**GOAL**
Pick out every line in the data below that holds "this".

----- LISTING -----

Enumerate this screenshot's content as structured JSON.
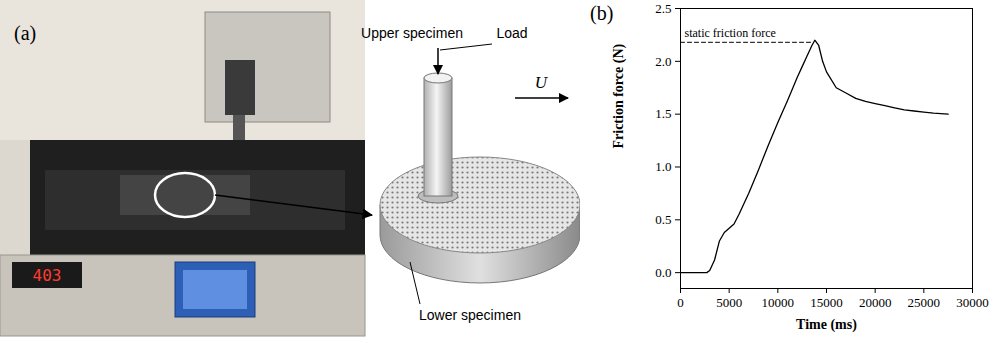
{
  "figure": {
    "panel_a": {
      "letter": "(a)",
      "display": "403",
      "labels": {
        "upper": "Upper specimen",
        "load": "Load",
        "velocity": "U",
        "lower": "Lower specimen"
      }
    },
    "panel_b": {
      "letter": "(b)"
    }
  },
  "chart_data": {
    "type": "line",
    "xlabel": "Time (ms)",
    "ylabel": "Friction force (N)",
    "x": [
      0,
      1000,
      2000,
      2700,
      3000,
      3500,
      4000,
      4500,
      5000,
      5500,
      6000,
      7000,
      8000,
      9000,
      10000,
      11000,
      12000,
      12500,
      13000,
      13500,
      13800,
      14200,
      14600,
      15000,
      16000,
      17000,
      18000,
      19000,
      20000,
      21000,
      22000,
      23000,
      24000,
      25000,
      26000,
      27500
    ],
    "values": [
      0,
      0,
      0,
      0,
      0.02,
      0.12,
      0.3,
      0.38,
      0.42,
      0.46,
      0.55,
      0.75,
      0.97,
      1.2,
      1.42,
      1.63,
      1.85,
      1.95,
      2.05,
      2.15,
      2.2,
      2.15,
      2.0,
      1.9,
      1.75,
      1.7,
      1.65,
      1.62,
      1.6,
      1.58,
      1.56,
      1.54,
      1.53,
      1.52,
      1.51,
      1.5
    ],
    "color": "#000000",
    "xlim": [
      0,
      30000
    ],
    "xticks": [
      0,
      5000,
      10000,
      15000,
      20000,
      25000,
      30000
    ],
    "ylim": [
      -0.15,
      2.5
    ],
    "yticks": [
      {
        "value": 0,
        "label": "0.0"
      },
      0.5,
      {
        "value": 1,
        "label": "1.0"
      },
      1.5,
      {
        "value": 2,
        "label": "2.0"
      },
      2.5
    ],
    "grid": false,
    "annotations": [
      {
        "text": "static friction force",
        "y": 2.18,
        "xlim": [
          0,
          13500
        ],
        "line_style": "dashed"
      }
    ]
  }
}
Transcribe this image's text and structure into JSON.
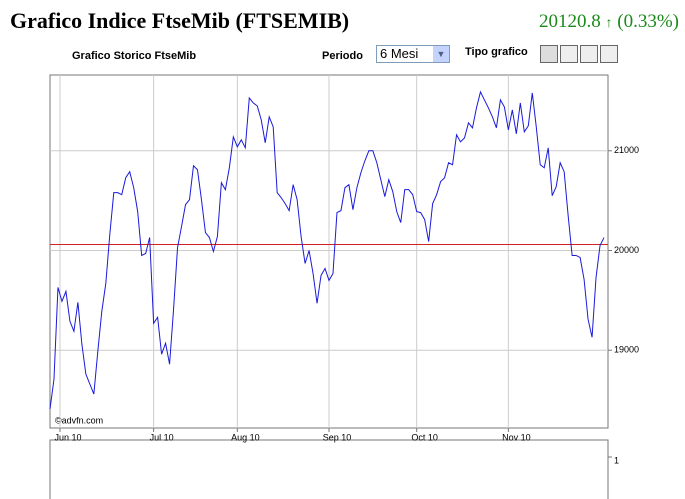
{
  "header": {
    "title": "Grafico Indice FtseMib (FTSEMIB)",
    "price": "20120.8",
    "change": "(0.33%)"
  },
  "controls": {
    "subtitle": "Grafico Storico FtseMib",
    "period_label": "Periodo",
    "period_value": "6 Mesi",
    "type_label": "Tipo grafico"
  },
  "chart_data": {
    "type": "line",
    "watermark": "©advfn.com",
    "series": [
      {
        "name": "FTSEMIB",
        "color": "#1a1adb",
        "values": [
          18410,
          18710,
          19630,
          19490,
          19590,
          19290,
          19190,
          19480,
          19060,
          18760,
          18660,
          18560,
          18990,
          19390,
          19670,
          20160,
          20580,
          20580,
          20560,
          20730,
          20790,
          20630,
          20390,
          19950,
          19970,
          20130,
          19270,
          19330,
          18960,
          19070,
          18860,
          19410,
          20030,
          20240,
          20460,
          20510,
          20850,
          20810,
          20510,
          20180,
          20130,
          19990,
          20140,
          20680,
          20610,
          20830,
          21140,
          21040,
          21110,
          21030,
          21530,
          21480,
          21450,
          21310,
          21080,
          21340,
          21240,
          20580,
          20530,
          20470,
          20400,
          20660,
          20510,
          20140,
          19870,
          20000,
          19770,
          19470,
          19750,
          19820,
          19700,
          19770,
          20380,
          20400,
          20630,
          20660,
          20410,
          20630,
          20780,
          20900,
          21000,
          21000,
          20880,
          20710,
          20540,
          20710,
          20590,
          20390,
          20280,
          20610,
          20610,
          20560,
          20390,
          20380,
          20310,
          20090,
          20470,
          20560,
          20690,
          20730,
          20880,
          20860,
          21160,
          21090,
          21130,
          21280,
          21230,
          21430,
          21590,
          21510,
          21430,
          21340,
          21230,
          21510,
          21440,
          21210,
          21410,
          21170,
          21480,
          21190,
          21250,
          21580,
          21240,
          20860,
          20830,
          21030,
          20550,
          20640,
          20880,
          20790,
          20350,
          19950,
          19950,
          19930,
          19710,
          19310,
          19130,
          19730,
          20050,
          20130
        ]
      }
    ],
    "reference_line": {
      "value": 20060,
      "color": "#d42020"
    },
    "xlim": [
      0,
      140
    ],
    "xticks": [
      {
        "value": 2.5,
        "label": "Jun 10"
      },
      {
        "value": 26,
        "label": "Jul 10"
      },
      {
        "value": 47,
        "label": "Aug 10"
      },
      {
        "value": 70,
        "label": "Sep 10"
      },
      {
        "value": 92,
        "label": "Oct 10"
      },
      {
        "value": 115,
        "label": "Nov 10"
      }
    ],
    "ylim": [
      18220,
      21760
    ],
    "yticks": [
      19000,
      20000,
      21000
    ],
    "grid": true,
    "lower_panel": {
      "yticks": [
        1
      ]
    }
  }
}
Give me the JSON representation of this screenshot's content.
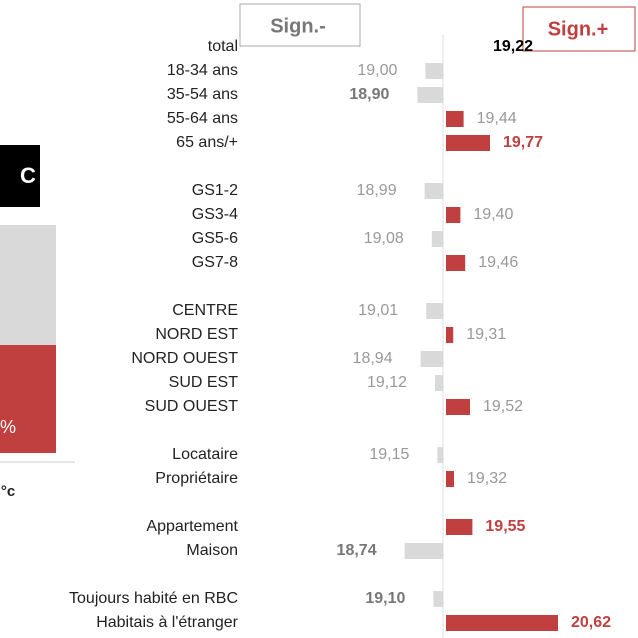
{
  "left_panel": {
    "badge": "C",
    "percent": "%",
    "unit": "°c"
  },
  "chart_data": {
    "type": "bar",
    "legend": [
      "Sign.-",
      "Sign.+"
    ],
    "categories": [
      "total",
      "18-34 ans",
      "35-54 ans",
      "55-64 ans",
      "65 ans/+",
      null,
      "GS1-2",
      "GS3-4",
      "GS5-6",
      "GS7-8",
      null,
      "CENTRE",
      "NORD EST",
      "NORD OUEST",
      "SUD EST",
      "SUD OUEST",
      null,
      "Locataire",
      "Propriétaire",
      null,
      "Appartement",
      "Maison",
      null,
      "Toujours habité en RBC",
      "Habitais à l'étranger"
    ],
    "values": [
      19.22,
      19.0,
      18.9,
      19.44,
      19.77,
      null,
      18.99,
      19.4,
      19.08,
      19.46,
      null,
      19.01,
      19.31,
      18.94,
      19.12,
      19.52,
      null,
      19.15,
      19.32,
      null,
      19.55,
      18.74,
      null,
      19.1,
      20.62
    ],
    "value_labels": [
      "19,22",
      "19,00",
      "18,90",
      "19,44",
      "19,77",
      null,
      "18,99",
      "19,40",
      "19,08",
      "19,46",
      null,
      "19,01",
      "19,31",
      "18,94",
      "19,12",
      "19,52",
      null,
      "19,15",
      "19,32",
      null,
      "19,55",
      "18,74",
      null,
      "19,10",
      "20,62"
    ],
    "bold": [
      0,
      2,
      4,
      20,
      21,
      23,
      24
    ],
    "colors": {
      "above": "#c0403f",
      "below": "#d9d9d9"
    }
  }
}
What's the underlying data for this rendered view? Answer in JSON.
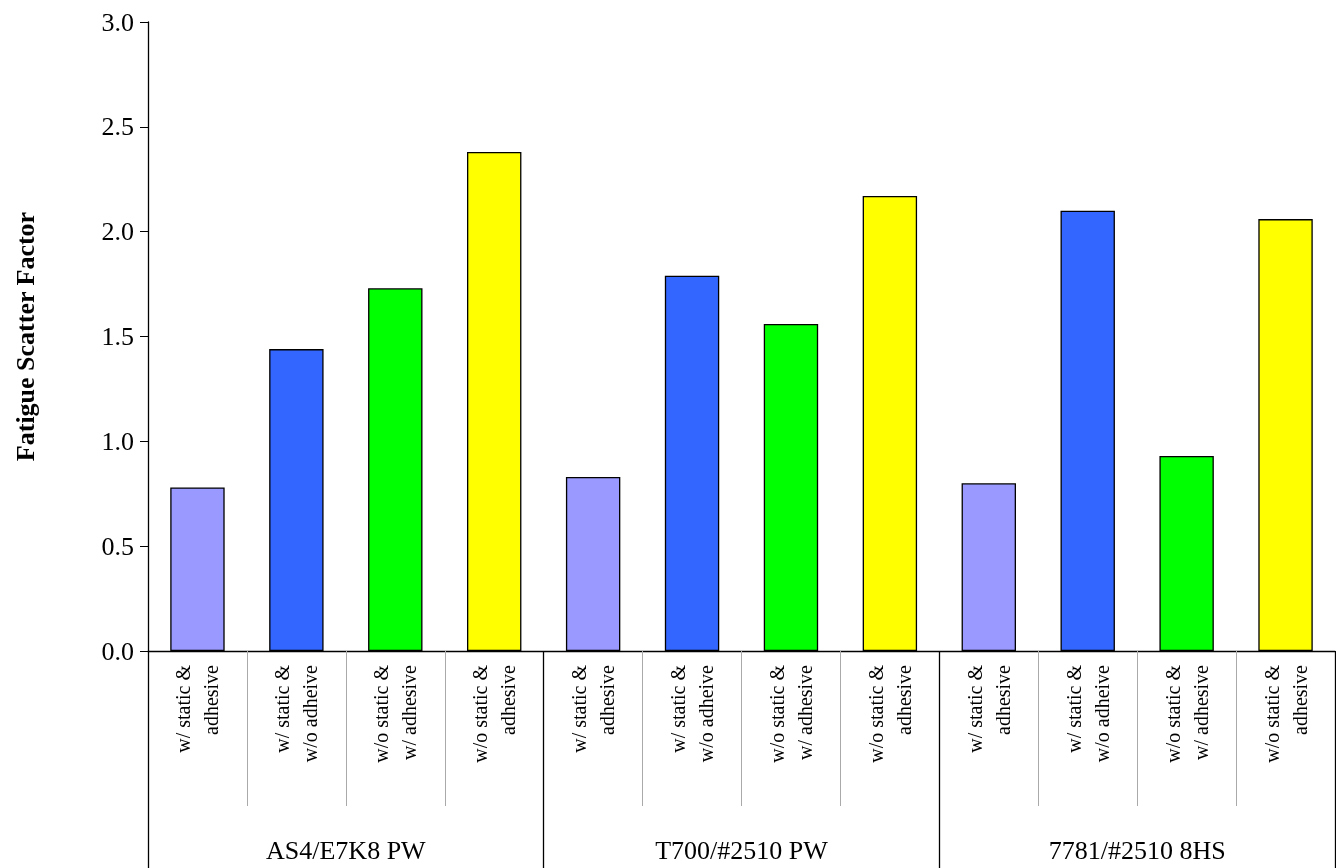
{
  "chart_data": {
    "type": "bar",
    "ylabel": "Fatigue Scatter Factor",
    "categories": [
      "w/ static &\nadhesive",
      "w/ static &\nw/o adheive",
      "w/o static &\nw/ adhesive",
      "w/o static &\nadhesive",
      "w/ static &\nadhesive",
      "w/ static &\nw/o adheive",
      "w/o static &\nw/ adhesive",
      "w/o static &\nadhesive",
      "w/ static &\nadhesive",
      "w/ static &\nw/o adheive",
      "w/o static &\nw/ adhesive",
      "w/o static &\nadhesive"
    ],
    "values": [
      0.78,
      1.44,
      1.73,
      2.38,
      0.83,
      1.79,
      1.56,
      2.17,
      0.8,
      2.1,
      0.93,
      2.06
    ],
    "colors": [
      "#9999ff",
      "#3366ff",
      "#00ff00",
      "#ffff00",
      "#9999ff",
      "#3366ff",
      "#00ff00",
      "#ffff00",
      "#9999ff",
      "#3366ff",
      "#00ff00",
      "#ffff00"
    ],
    "ylim": [
      0,
      3
    ],
    "yticks": [
      {
        "value": 0,
        "label": "0.0"
      },
      {
        "value": 0.5,
        "label": "0.5"
      },
      {
        "value": 1,
        "label": "1.0"
      },
      {
        "value": 1.5,
        "label": "1.5"
      },
      {
        "value": 2,
        "label": "2.0"
      },
      {
        "value": 2.5,
        "label": "2.5"
      },
      {
        "value": 3,
        "label": "3.0"
      }
    ],
    "annotations": [
      "AS4/E7K8 PW",
      "T700/#2510 PW",
      "7781/#2510 8HS"
    ]
  }
}
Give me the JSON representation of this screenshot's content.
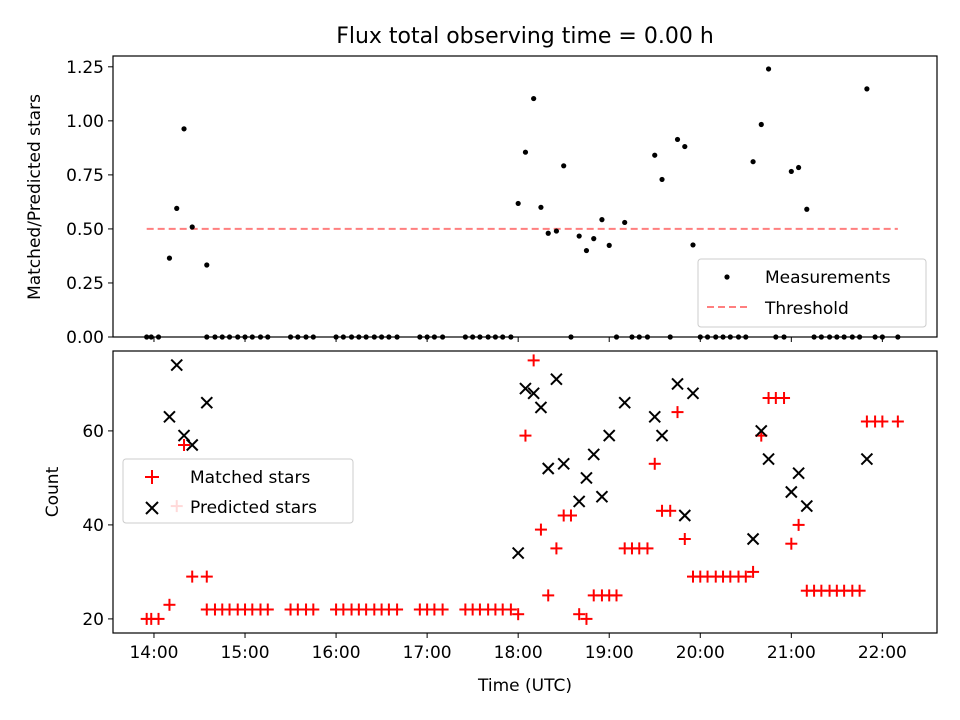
{
  "chart_data": [
    {
      "type": "scatter",
      "title": "Flux total observing time = 0.00 h",
      "xlabel": "",
      "ylabel": "Matched/Predicted stars",
      "ylim": [
        0,
        1.3
      ],
      "yticks": [
        "0.00",
        "0.25",
        "0.50",
        "0.75",
        "1.00",
        "1.25"
      ],
      "legend_position": "lower-right",
      "series": [
        {
          "name": "Measurements",
          "marker": "dot",
          "color": "#000000",
          "x": [
            13.92,
            13.97,
            14.05,
            14.17,
            14.25,
            14.33,
            14.42,
            14.58,
            14.58,
            14.67,
            14.75,
            14.83,
            14.92,
            15.0,
            15.08,
            15.17,
            15.25,
            15.5,
            15.58,
            15.67,
            15.75,
            16.0,
            16.08,
            16.17,
            16.25,
            16.33,
            16.42,
            16.5,
            16.58,
            16.67,
            16.92,
            17.0,
            17.08,
            17.17,
            17.42,
            17.5,
            17.58,
            17.67,
            17.75,
            17.83,
            17.92,
            18.0,
            18.08,
            18.17,
            18.25,
            18.33,
            18.42,
            18.5,
            18.58,
            18.67,
            18.75,
            18.83,
            18.92,
            19.0,
            19.08,
            19.17,
            19.25,
            19.33,
            19.42,
            19.5,
            19.58,
            19.67,
            19.75,
            19.83,
            19.92,
            20.0,
            20.08,
            20.17,
            20.25,
            20.33,
            20.42,
            20.5,
            20.58,
            20.67,
            20.75,
            20.83,
            20.92,
            21.0,
            21.08,
            21.17,
            21.25,
            21.33,
            21.42,
            21.5,
            21.58,
            21.67,
            21.75,
            21.83,
            21.92,
            22.0,
            22.17
          ],
          "y": [
            0,
            0,
            0,
            0.365,
            0.595,
            0.963,
            0.509,
            0.333,
            0,
            0,
            0,
            0,
            0,
            0,
            0,
            0,
            0,
            0,
            0,
            0,
            0,
            0,
            0,
            0,
            0,
            0,
            0,
            0,
            0,
            0,
            0,
            0,
            0,
            0,
            0,
            0,
            0,
            0,
            0,
            0,
            0,
            0.618,
            0.855,
            1.103,
            0.6,
            0.48,
            0.49,
            0.792,
            0,
            0.467,
            0.4,
            0.455,
            0.543,
            0.424,
            0,
            0.53,
            0,
            0,
            0,
            0.841,
            0.729,
            0,
            0.914,
            0.881,
            0.426,
            0,
            0,
            0,
            0,
            0,
            0,
            0,
            0.811,
            0.983,
            1.24,
            0,
            0,
            0.766,
            0.784,
            0.591,
            0,
            0,
            0,
            0,
            0,
            0,
            0,
            1.148,
            0,
            0,
            0
          ]
        },
        {
          "name": "Threshold",
          "line_style": "dashed",
          "color": "#ff7f7f",
          "x": [
            13.92,
            22.17
          ],
          "y": [
            0.5,
            0.5
          ]
        }
      ]
    },
    {
      "type": "scatter",
      "title": "",
      "xlabel": "Time (UTC)",
      "ylabel": "Count",
      "ylim": [
        17,
        77
      ],
      "yticks": [
        "20",
        "40",
        "60"
      ],
      "xticks": [
        "14:00",
        "15:00",
        "16:00",
        "17:00",
        "18:00",
        "19:00",
        "20:00",
        "21:00",
        "22:00"
      ],
      "legend_position": "center-left",
      "series": [
        {
          "name": "Matched stars",
          "marker": "plus",
          "color": "#ff0000",
          "x": [
            13.92,
            13.97,
            14.05,
            14.17,
            14.25,
            14.33,
            14.42,
            14.58,
            14.58,
            14.67,
            14.75,
            14.83,
            14.92,
            15.0,
            15.08,
            15.17,
            15.25,
            15.5,
            15.58,
            15.67,
            15.75,
            16.0,
            16.08,
            16.17,
            16.25,
            16.33,
            16.42,
            16.5,
            16.58,
            16.67,
            16.92,
            17.0,
            17.08,
            17.17,
            17.42,
            17.5,
            17.58,
            17.67,
            17.75,
            17.83,
            17.92,
            18.0,
            18.08,
            18.17,
            18.25,
            18.33,
            18.42,
            18.5,
            18.58,
            18.67,
            18.75,
            18.83,
            18.92,
            19.0,
            19.08,
            19.17,
            19.25,
            19.33,
            19.42,
            19.5,
            19.58,
            19.67,
            19.75,
            19.83,
            19.92,
            20.0,
            20.08,
            20.17,
            20.25,
            20.33,
            20.42,
            20.5,
            20.58,
            20.67,
            20.75,
            20.83,
            20.92,
            21.0,
            21.08,
            21.17,
            21.25,
            21.33,
            21.42,
            21.5,
            21.58,
            21.67,
            21.75,
            21.83,
            21.92,
            22.0,
            22.17
          ],
          "y": [
            20,
            20,
            20,
            23,
            44,
            57,
            29,
            22,
            29,
            22,
            22,
            22,
            22,
            22,
            22,
            22,
            22,
            22,
            22,
            22,
            22,
            22,
            22,
            22,
            22,
            22,
            22,
            22,
            22,
            22,
            22,
            22,
            22,
            22,
            22,
            22,
            22,
            22,
            22,
            22,
            22,
            21,
            59,
            75,
            39,
            25,
            35,
            42,
            42,
            21,
            20,
            25,
            25,
            25,
            25,
            35,
            35,
            35,
            35,
            53,
            43,
            43,
            64,
            37,
            29,
            29,
            29,
            29,
            29,
            29,
            29,
            29,
            30,
            59,
            67,
            67,
            67,
            36,
            40,
            26,
            26,
            26,
            26,
            26,
            26,
            26,
            26,
            62,
            62,
            62,
            62
          ]
        },
        {
          "name": "Predicted stars",
          "marker": "x",
          "color": "#000000",
          "x": [
            14.17,
            14.25,
            14.33,
            14.42,
            14.58,
            18.0,
            18.08,
            18.17,
            18.25,
            18.33,
            18.42,
            18.5,
            18.67,
            18.75,
            18.83,
            18.92,
            19.0,
            19.17,
            19.5,
            19.58,
            19.75,
            19.83,
            19.92,
            20.58,
            20.67,
            20.75,
            21.0,
            21.08,
            21.17,
            21.83
          ],
          "y": [
            63,
            74,
            59,
            57,
            66,
            34,
            69,
            68,
            65,
            52,
            71,
            53,
            45,
            50,
            55,
            46,
            59,
            66,
            63,
            59,
            70,
            42,
            68,
            37,
            60,
            54,
            47,
            51,
            44,
            54
          ]
        }
      ]
    }
  ]
}
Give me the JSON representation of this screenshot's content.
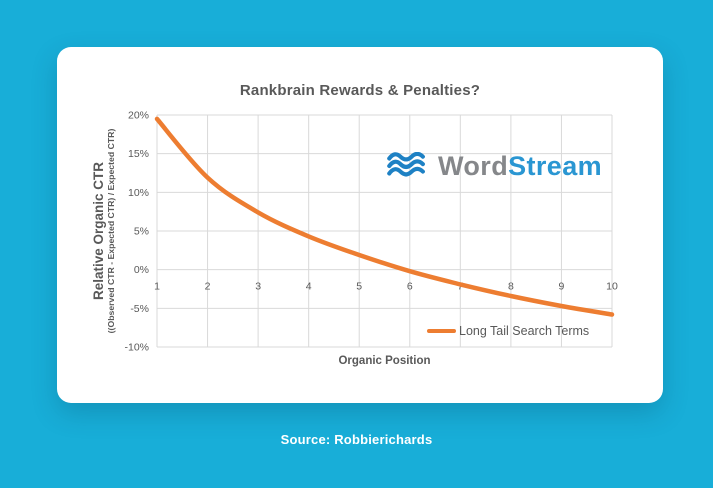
{
  "page": {
    "source_label": "Source: Robbieri",
    "source_label_full": "Source: Robbierichards"
  },
  "logo": {
    "word": "Word",
    "stream": "Stream",
    "word_color": "#85878a",
    "stream_color": "#2a96d2",
    "wave_color": "#1e81c4"
  },
  "colors": {
    "background": "#18aed8",
    "card": "#ffffff",
    "series_orange": "#ED7D31",
    "grid": "#d9d9d9",
    "text_gray": "#595959"
  },
  "chart_data": {
    "type": "line",
    "title": "Rankbrain Rewards & Penalties?",
    "xlabel": "Organic Position",
    "ylabel": "Relative Organic CTR",
    "ylabel_sub": "((Observed CTR - Expected CTR) / Expected CTR)",
    "x": [
      1,
      2,
      3,
      4,
      5,
      6,
      7,
      8,
      9,
      10
    ],
    "series": [
      {
        "name": "Long Tail Search Terms",
        "color": "#ED7D31",
        "values": [
          19.5,
          11.9,
          7.4,
          4.3,
          1.9,
          -0.2,
          -1.9,
          -3.4,
          -4.7,
          -5.8
        ]
      }
    ],
    "x_ticks": [
      "1",
      "2",
      "3",
      "4",
      "5",
      "6",
      "7",
      "8",
      "9",
      "10"
    ],
    "y_ticks": [
      {
        "value": 20,
        "label": "20%"
      },
      {
        "value": 15,
        "label": "15%"
      },
      {
        "value": 10,
        "label": "10%"
      },
      {
        "value": 5,
        "label": "5%"
      },
      {
        "value": 0,
        "label": "0%"
      },
      {
        "value": -5,
        "label": "-5%"
      },
      {
        "value": -10,
        "label": "-10%"
      }
    ],
    "xlim": [
      1,
      10
    ],
    "ylim": [
      -10,
      20
    ],
    "grid": true,
    "legend_position": "inside-bottom-right"
  }
}
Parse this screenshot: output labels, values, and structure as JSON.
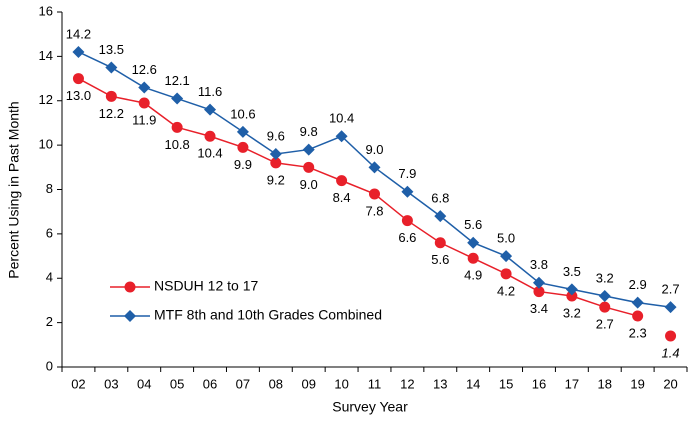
{
  "chart_data": {
    "type": "line",
    "x_label": "Survey Year",
    "y_label": "Percent Using in Past Month",
    "categories": [
      "02",
      "03",
      "04",
      "05",
      "06",
      "07",
      "08",
      "09",
      "10",
      "11",
      "12",
      "13",
      "14",
      "15",
      "16",
      "17",
      "18",
      "19",
      "20"
    ],
    "ylim": [
      0,
      16
    ],
    "yticks": [
      0,
      2,
      4,
      6,
      8,
      10,
      12,
      14,
      16
    ],
    "grid": false,
    "legend": "lower left",
    "series": [
      {
        "name": "NSDUH 12 to 17",
        "color": "#e8202a",
        "marker": "circle",
        "label_position": "below",
        "break_before": [
          "20"
        ],
        "italic_labels": [
          "20"
        ],
        "values": [
          13.0,
          12.2,
          11.9,
          10.8,
          10.4,
          9.9,
          9.2,
          9.0,
          8.4,
          7.8,
          6.6,
          5.6,
          4.9,
          4.2,
          3.4,
          3.2,
          2.7,
          2.3,
          1.4
        ],
        "value_labels": [
          "13.0",
          "12.2",
          "11.9",
          "10.8",
          "10.4",
          "9.9",
          "9.2",
          "9.0",
          "8.4",
          "7.8",
          "6.6",
          "5.6",
          "4.9",
          "4.2",
          "3.4",
          "3.2",
          "2.7",
          "2.3",
          "1.4"
        ]
      },
      {
        "name": "MTF 8th and 10th Grades Combined",
        "color": "#1f5fa8",
        "marker": "diamond",
        "label_position": "above",
        "values": [
          14.2,
          13.5,
          12.6,
          12.1,
          11.6,
          10.6,
          9.6,
          9.8,
          10.4,
          9.0,
          7.9,
          6.8,
          5.6,
          5.0,
          3.8,
          3.5,
          3.2,
          2.9,
          2.7
        ],
        "value_labels": [
          "14.2",
          "13.5",
          "12.6",
          "12.1",
          "11.6",
          "10.6",
          "9.6",
          "9.8",
          "10.4",
          "9.0",
          "7.9",
          "6.8",
          "5.6",
          "5.0",
          "3.8",
          "3.5",
          "3.2",
          "2.9",
          "2.7"
        ]
      }
    ]
  }
}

-----

**EXERCISE SOLUTION**
Enumerate this screenshot's content as structured JSON.
Transcribe this image's text and structure into JSON.
Give me the JSON representation of this screenshot's content.
What's the underlying data for this rendered view? Answer in JSON.
Give me the JSON representation of this screenshot's content.
Give me the JSON representation of this screenshot's content.
Parse this screenshot: output labels, values, and structure as JSON.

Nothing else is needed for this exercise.